======== The input

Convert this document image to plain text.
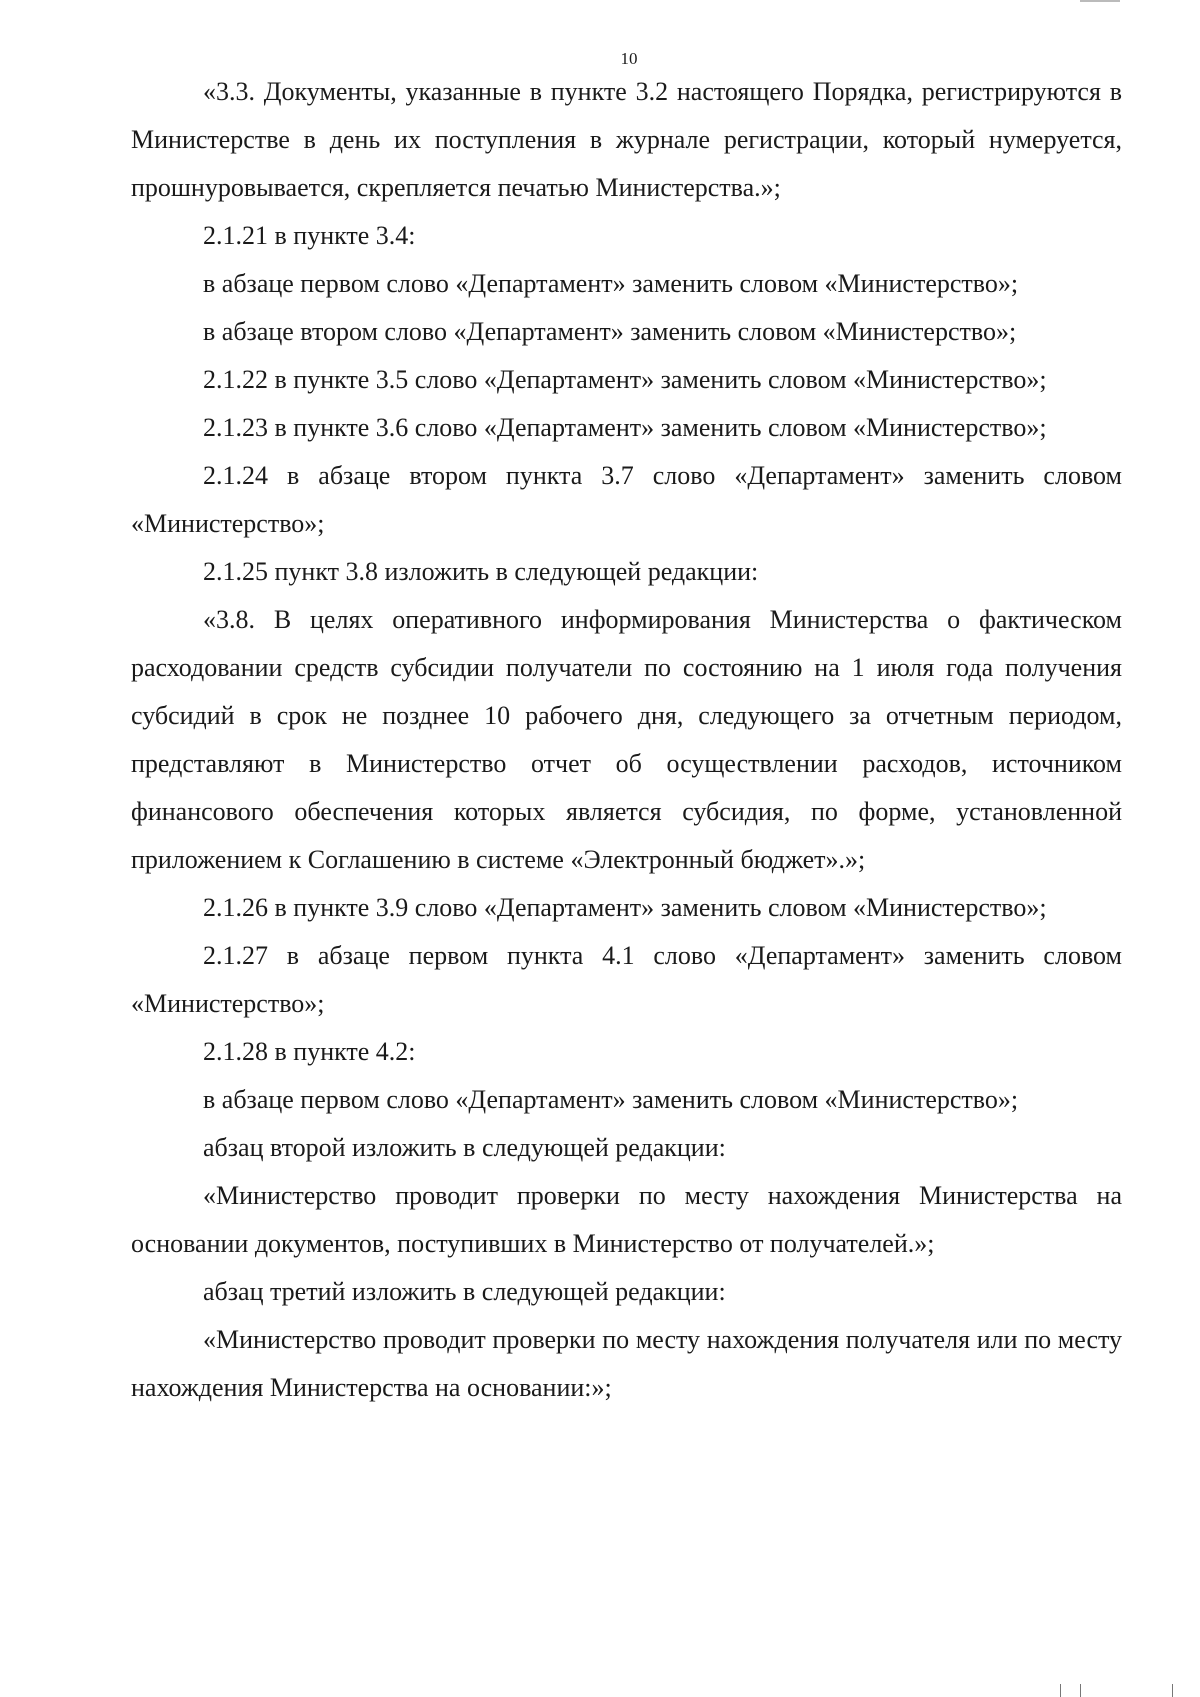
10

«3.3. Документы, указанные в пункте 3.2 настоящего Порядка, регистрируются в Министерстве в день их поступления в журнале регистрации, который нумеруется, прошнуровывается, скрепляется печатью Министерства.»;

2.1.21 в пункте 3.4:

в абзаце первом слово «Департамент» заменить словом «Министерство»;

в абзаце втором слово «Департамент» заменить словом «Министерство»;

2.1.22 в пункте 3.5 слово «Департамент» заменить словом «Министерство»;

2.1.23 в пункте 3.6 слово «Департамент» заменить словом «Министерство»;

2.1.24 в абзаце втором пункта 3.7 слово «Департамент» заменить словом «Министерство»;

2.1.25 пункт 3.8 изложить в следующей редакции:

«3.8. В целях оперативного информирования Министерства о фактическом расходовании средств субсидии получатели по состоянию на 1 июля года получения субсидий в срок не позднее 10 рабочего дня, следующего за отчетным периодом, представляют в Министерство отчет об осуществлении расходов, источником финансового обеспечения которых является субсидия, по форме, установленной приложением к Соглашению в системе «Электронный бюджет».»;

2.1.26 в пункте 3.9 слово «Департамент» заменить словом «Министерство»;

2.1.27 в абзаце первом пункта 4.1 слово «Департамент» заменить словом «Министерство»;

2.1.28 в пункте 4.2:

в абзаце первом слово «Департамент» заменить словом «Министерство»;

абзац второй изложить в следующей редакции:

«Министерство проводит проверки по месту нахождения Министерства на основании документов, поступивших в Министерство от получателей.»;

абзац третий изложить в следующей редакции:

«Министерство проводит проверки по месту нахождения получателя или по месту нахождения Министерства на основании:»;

================

#### To be done:
Every entry above is to be set down exactly; the pictures are to be left out.

#### Correct output:
Convert this document image to plain text.
10

«3.3. Документы, указанные в пункте 3.2 настоящего Порядка, регистрируются в Министерстве в день их поступления в журнале регистрации, который нумеруется, прошнуровывается, скрепляется печатью Министерства.»;

2.1.21 в пункте 3.4:

в абзаце первом слово «Департамент» заменить словом «Министерство»;

в абзаце втором слово «Департамент» заменить словом «Министерство»;

2.1.22 в пункте 3.5 слово «Департамент» заменить словом «Министерство»;

2.1.23 в пункте 3.6 слово «Департамент» заменить словом «Министерство»;

2.1.24 в абзаце втором пункта 3.7 слово «Департамент» заменить словом «Министерство»;

2.1.25 пункт 3.8 изложить в следующей редакции:

«3.8. В целях оперативного информирования Министерства о фактическом расходовании средств субсидии получатели по состоянию на 1 июля года получения субсидий в срок не позднее 10 рабочего дня, следующего за отчетным периодом, представляют в Министерство отчет об осуществлении расходов, источником финансового обеспечения которых является субсидия, по форме, установленной приложением к Соглашению в системе «Электронный бюджет».»;

2.1.26 в пункте 3.9 слово «Департамент» заменить словом «Министерство»;

2.1.27 в абзаце первом пункта 4.1 слово «Департамент» заменить словом «Министерство»;

2.1.28 в пункте 4.2:

в абзаце первом слово «Департамент» заменить словом «Министерство»;

абзац второй изложить в следующей редакции:

«Министерство проводит проверки по месту нахождения Министерства на основании документов, поступивших в Министерство от получателей.»;

абзац третий изложить в следующей редакции:

«Министерство проводит проверки по месту нахождения получателя или по месту нахождения Министерства на основании:»;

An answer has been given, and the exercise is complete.